PROBLEM DETAILS: No images are to be carried over; print all other material exactly as it stands.

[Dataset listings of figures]
— Start —

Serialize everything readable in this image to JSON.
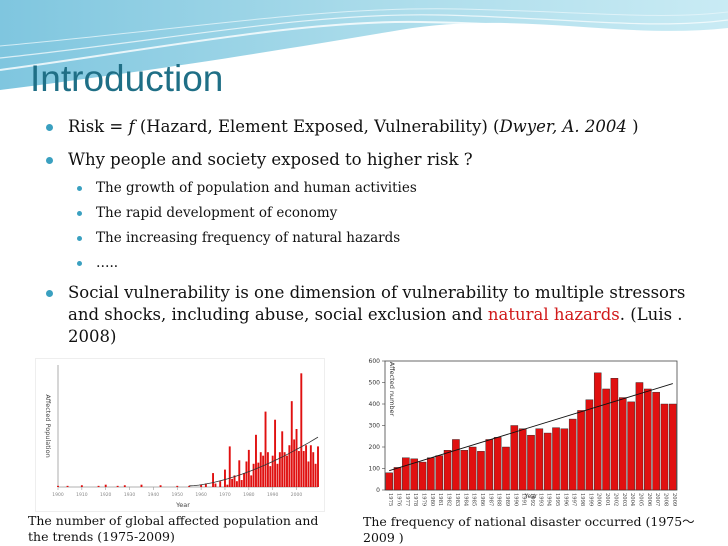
{
  "slide": {
    "title": "Introduction",
    "bullets": [
      {
        "parts": [
          "Risk = ",
          "f",
          " (Hazard, Element Exposed, Vulnerability) (",
          "Dwyer, A. 2004",
          " )"
        ]
      },
      {
        "text": "Why people and society exposed to higher risk ?",
        "sub": [
          "The growth of population and human activities",
          "The rapid development of  economy",
          "The increasing frequency of natural hazards",
          "….."
        ]
      },
      {
        "parts": [
          "Social vulnerability is one dimension of vulnerability to multiple stressors and shocks, including abuse, social exclusion and ",
          "natural hazards",
          ". (Luis . 2008)"
        ]
      }
    ],
    "caption_left": "The number of global affected population and the trends (1975-2009)",
    "caption_right": "The frequency of national disaster occurred (1975～2009 )"
  },
  "colors": {
    "title": "#1f6f86",
    "bullet": "#3aa0c0",
    "highlight": "#d11a1a",
    "bar_fill": "#e01010"
  },
  "chart_data": [
    {
      "type": "bar",
      "ylabel": "Affected Population",
      "xlabel": "Year",
      "x_tick_labels": [
        "1900",
        "1910",
        "1920",
        "1930",
        "1940",
        "1950",
        "1960",
        "1970",
        "1980",
        "1990",
        "2000"
      ],
      "x_range": [
        1900,
        2009
      ],
      "y_relative": [
        [
          1900,
          0.01
        ],
        [
          1904,
          0.01
        ],
        [
          1910,
          0.015
        ],
        [
          1917,
          0.01
        ],
        [
          1920,
          0.02
        ],
        [
          1925,
          0.01
        ],
        [
          1928,
          0.015
        ],
        [
          1935,
          0.02
        ],
        [
          1943,
          0.015
        ],
        [
          1950,
          0.01
        ],
        [
          1955,
          0.01
        ],
        [
          1960,
          0.02
        ],
        [
          1962,
          0.03
        ],
        [
          1965,
          0.12
        ],
        [
          1966,
          0.03
        ],
        [
          1968,
          0.05
        ],
        [
          1970,
          0.15
        ],
        [
          1971,
          0.02
        ],
        [
          1972,
          0.35
        ],
        [
          1973,
          0.07
        ],
        [
          1974,
          0.1
        ],
        [
          1975,
          0.05
        ],
        [
          1976,
          0.23
        ],
        [
          1977,
          0.06
        ],
        [
          1978,
          0.12
        ],
        [
          1979,
          0.22
        ],
        [
          1980,
          0.32
        ],
        [
          1981,
          0.1
        ],
        [
          1982,
          0.2
        ],
        [
          1983,
          0.45
        ],
        [
          1984,
          0.21
        ],
        [
          1985,
          0.3
        ],
        [
          1986,
          0.27
        ],
        [
          1987,
          0.65
        ],
        [
          1988,
          0.3
        ],
        [
          1989,
          0.18
        ],
        [
          1990,
          0.27
        ],
        [
          1991,
          0.58
        ],
        [
          1992,
          0.2
        ],
        [
          1993,
          0.3
        ],
        [
          1994,
          0.48
        ],
        [
          1995,
          0.3
        ],
        [
          1996,
          0.27
        ],
        [
          1997,
          0.36
        ],
        [
          1998,
          0.74
        ],
        [
          1999,
          0.41
        ],
        [
          2000,
          0.5
        ],
        [
          2001,
          0.31
        ],
        [
          2002,
          0.98
        ],
        [
          2003,
          0.31
        ],
        [
          2004,
          0.36
        ],
        [
          2005,
          0.22
        ],
        [
          2006,
          0.36
        ],
        [
          2007,
          0.3
        ],
        [
          2008,
          0.2
        ],
        [
          2009,
          0.35
        ]
      ],
      "trend": "increasing"
    },
    {
      "type": "bar",
      "ylabel": "Affected number",
      "xlabel": "Year",
      "ylim": [
        0,
        600
      ],
      "yticks": [
        0,
        100,
        200,
        300,
        400,
        500,
        600
      ],
      "categories": [
        "1975",
        "1976",
        "1977",
        "1978",
        "1979",
        "1980",
        "1981",
        "1982",
        "1983",
        "1984",
        "1985",
        "1986",
        "1987",
        "1988",
        "1989",
        "1990",
        "1991",
        "1992",
        "1993",
        "1994",
        "1995",
        "1996",
        "1997",
        "1998",
        "1999",
        "2000",
        "2001",
        "2002",
        "2003",
        "2004",
        "2005",
        "2006",
        "2007",
        "2008",
        "2009"
      ],
      "values": [
        80,
        105,
        150,
        145,
        130,
        150,
        160,
        185,
        235,
        185,
        200,
        180,
        235,
        245,
        200,
        300,
        285,
        255,
        285,
        265,
        290,
        285,
        330,
        370,
        420,
        545,
        470,
        520,
        430,
        410,
        500,
        470,
        455,
        400,
        400
      ],
      "trendline": {
        "start": [
          1975,
          90
        ],
        "end": [
          2009,
          495
        ]
      }
    }
  ]
}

— End —

RESULT FOR THIS TASK:
Serialize everything readable in this image to JSON.
{
  "slide": {
    "title": "Introduction",
    "bullets": [
      {
        "parts": [
          "Risk = ",
          "f",
          " (Hazard, Element Exposed, Vulnerability) (",
          "Dwyer, A. 2004",
          " )"
        ]
      },
      {
        "text": "Why people and society exposed to higher risk ?",
        "sub": [
          "The growth of population and human activities",
          "The rapid development of  economy",
          "The increasing frequency of natural hazards",
          "….."
        ]
      },
      {
        "parts": [
          "Social vulnerability is one dimension of vulnerability to multiple stressors and shocks, including abuse, social exclusion and ",
          "natural hazards",
          ". (Luis . 2008)"
        ]
      }
    ],
    "caption_left": "The number of global affected population and the trends (1975-2009)",
    "caption_right": "The frequency of national disaster occurred (1975～2009 )"
  },
  "colors": {
    "title": "#1f6f86",
    "bullet": "#3aa0c0",
    "highlight": "#d11a1a",
    "bar_fill": "#e01010"
  },
  "chart_data": [
    {
      "type": "bar",
      "ylabel": "Affected Population",
      "xlabel": "Year",
      "x_tick_labels": [
        "1900",
        "1910",
        "1920",
        "1930",
        "1940",
        "1950",
        "1960",
        "1970",
        "1980",
        "1990",
        "2000"
      ],
      "x_range": [
        1900,
        2009
      ],
      "y_relative": [
        [
          1900,
          0.01
        ],
        [
          1904,
          0.01
        ],
        [
          1910,
          0.015
        ],
        [
          1917,
          0.01
        ],
        [
          1920,
          0.02
        ],
        [
          1925,
          0.01
        ],
        [
          1928,
          0.015
        ],
        [
          1935,
          0.02
        ],
        [
          1943,
          0.015
        ],
        [
          1950,
          0.01
        ],
        [
          1955,
          0.01
        ],
        [
          1960,
          0.02
        ],
        [
          1962,
          0.03
        ],
        [
          1965,
          0.12
        ],
        [
          1966,
          0.03
        ],
        [
          1968,
          0.05
        ],
        [
          1970,
          0.15
        ],
        [
          1971,
          0.02
        ],
        [
          1972,
          0.35
        ],
        [
          1973,
          0.07
        ],
        [
          1974,
          0.1
        ],
        [
          1975,
          0.05
        ],
        [
          1976,
          0.23
        ],
        [
          1977,
          0.06
        ],
        [
          1978,
          0.12
        ],
        [
          1979,
          0.22
        ],
        [
          1980,
          0.32
        ],
        [
          1981,
          0.1
        ],
        [
          1982,
          0.2
        ],
        [
          1983,
          0.45
        ],
        [
          1984,
          0.21
        ],
        [
          1985,
          0.3
        ],
        [
          1986,
          0.27
        ],
        [
          1987,
          0.65
        ],
        [
          1988,
          0.3
        ],
        [
          1989,
          0.18
        ],
        [
          1990,
          0.27
        ],
        [
          1991,
          0.58
        ],
        [
          1992,
          0.2
        ],
        [
          1993,
          0.3
        ],
        [
          1994,
          0.48
        ],
        [
          1995,
          0.3
        ],
        [
          1996,
          0.27
        ],
        [
          1997,
          0.36
        ],
        [
          1998,
          0.74
        ],
        [
          1999,
          0.41
        ],
        [
          2000,
          0.5
        ],
        [
          2001,
          0.31
        ],
        [
          2002,
          0.98
        ],
        [
          2003,
          0.31
        ],
        [
          2004,
          0.36
        ],
        [
          2005,
          0.22
        ],
        [
          2006,
          0.36
        ],
        [
          2007,
          0.3
        ],
        [
          2008,
          0.2
        ],
        [
          2009,
          0.35
        ]
      ],
      "trend": "increasing"
    },
    {
      "type": "bar",
      "ylabel": "Affected number",
      "xlabel": "Year",
      "ylim": [
        0,
        600
      ],
      "yticks": [
        0,
        100,
        200,
        300,
        400,
        500,
        600
      ],
      "categories": [
        "1975",
        "1976",
        "1977",
        "1978",
        "1979",
        "1980",
        "1981",
        "1982",
        "1983",
        "1984",
        "1985",
        "1986",
        "1987",
        "1988",
        "1989",
        "1990",
        "1991",
        "1992",
        "1993",
        "1994",
        "1995",
        "1996",
        "1997",
        "1998",
        "1999",
        "2000",
        "2001",
        "2002",
        "2003",
        "2004",
        "2005",
        "2006",
        "2007",
        "2008",
        "2009"
      ],
      "values": [
        80,
        105,
        150,
        145,
        130,
        150,
        160,
        185,
        235,
        185,
        200,
        180,
        235,
        245,
        200,
        300,
        285,
        255,
        285,
        265,
        290,
        285,
        330,
        370,
        420,
        545,
        470,
        520,
        430,
        410,
        500,
        470,
        455,
        400,
        400
      ],
      "trendline": {
        "start": [
          1975,
          90
        ],
        "end": [
          2009,
          495
        ]
      }
    }
  ]
}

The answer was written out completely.